*Task requirements:* Copy out all of the material exactly as presented.

*Task material:*
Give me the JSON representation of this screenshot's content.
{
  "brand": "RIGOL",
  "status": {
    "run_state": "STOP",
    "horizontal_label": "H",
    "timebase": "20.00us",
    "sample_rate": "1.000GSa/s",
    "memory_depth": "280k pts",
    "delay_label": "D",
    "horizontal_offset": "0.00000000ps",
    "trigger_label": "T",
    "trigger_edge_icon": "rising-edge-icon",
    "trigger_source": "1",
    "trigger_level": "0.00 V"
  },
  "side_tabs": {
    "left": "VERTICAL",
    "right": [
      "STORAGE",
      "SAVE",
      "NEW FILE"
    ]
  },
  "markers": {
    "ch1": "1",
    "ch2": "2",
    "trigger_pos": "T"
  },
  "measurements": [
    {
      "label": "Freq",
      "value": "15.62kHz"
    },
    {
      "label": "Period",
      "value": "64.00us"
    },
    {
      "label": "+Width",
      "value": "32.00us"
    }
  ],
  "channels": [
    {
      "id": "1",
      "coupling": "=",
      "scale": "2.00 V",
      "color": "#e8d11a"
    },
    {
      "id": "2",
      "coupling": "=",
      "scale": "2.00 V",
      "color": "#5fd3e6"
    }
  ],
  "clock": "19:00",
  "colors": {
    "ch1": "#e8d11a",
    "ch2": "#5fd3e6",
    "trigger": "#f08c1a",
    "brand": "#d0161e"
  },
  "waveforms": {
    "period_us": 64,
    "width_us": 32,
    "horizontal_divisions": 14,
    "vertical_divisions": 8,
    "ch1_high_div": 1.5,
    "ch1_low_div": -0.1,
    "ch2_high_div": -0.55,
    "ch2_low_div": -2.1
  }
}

*Task answer:*
Give me the JSON representation of this screenshot's content.
{
  "brand": "RIGOL",
  "status": {
    "run_state": "STOP",
    "horizontal_label": "H",
    "timebase": "20.00us",
    "sample_rate": "1.000GSa/s",
    "memory_depth": "280k pts",
    "delay_label": "D",
    "horizontal_offset": "0.00000000ps",
    "trigger_label": "T",
    "trigger_edge_icon": "rising-edge-icon",
    "trigger_source": "1",
    "trigger_level": "0.00 V"
  },
  "side_tabs": {
    "left": "VERTICAL",
    "right": [
      "STORAGE",
      "SAVE",
      "NEW FILE"
    ]
  },
  "markers": {
    "ch1": "1",
    "ch2": "2",
    "trigger_pos": "T"
  },
  "measurements": [
    {
      "label": "Freq",
      "value": "15.62kHz"
    },
    {
      "label": "Period",
      "value": "64.00us"
    },
    {
      "label": "+Width",
      "value": "32.00us"
    }
  ],
  "channels": [
    {
      "id": "1",
      "coupling": "=",
      "scale": "2.00 V",
      "color": "#e8d11a"
    },
    {
      "id": "2",
      "coupling": "=",
      "scale": "2.00 V",
      "color": "#5fd3e6"
    }
  ],
  "clock": "19:00",
  "colors": {
    "ch1": "#e8d11a",
    "ch2": "#5fd3e6",
    "trigger": "#f08c1a",
    "brand": "#d0161e"
  },
  "waveforms": {
    "period_us": 64,
    "width_us": 32,
    "horizontal_divisions": 14,
    "vertical_divisions": 8,
    "ch1_high_div": 1.5,
    "ch1_low_div": -0.1,
    "ch2_high_div": -0.55,
    "ch2_low_div": -2.1
  }
}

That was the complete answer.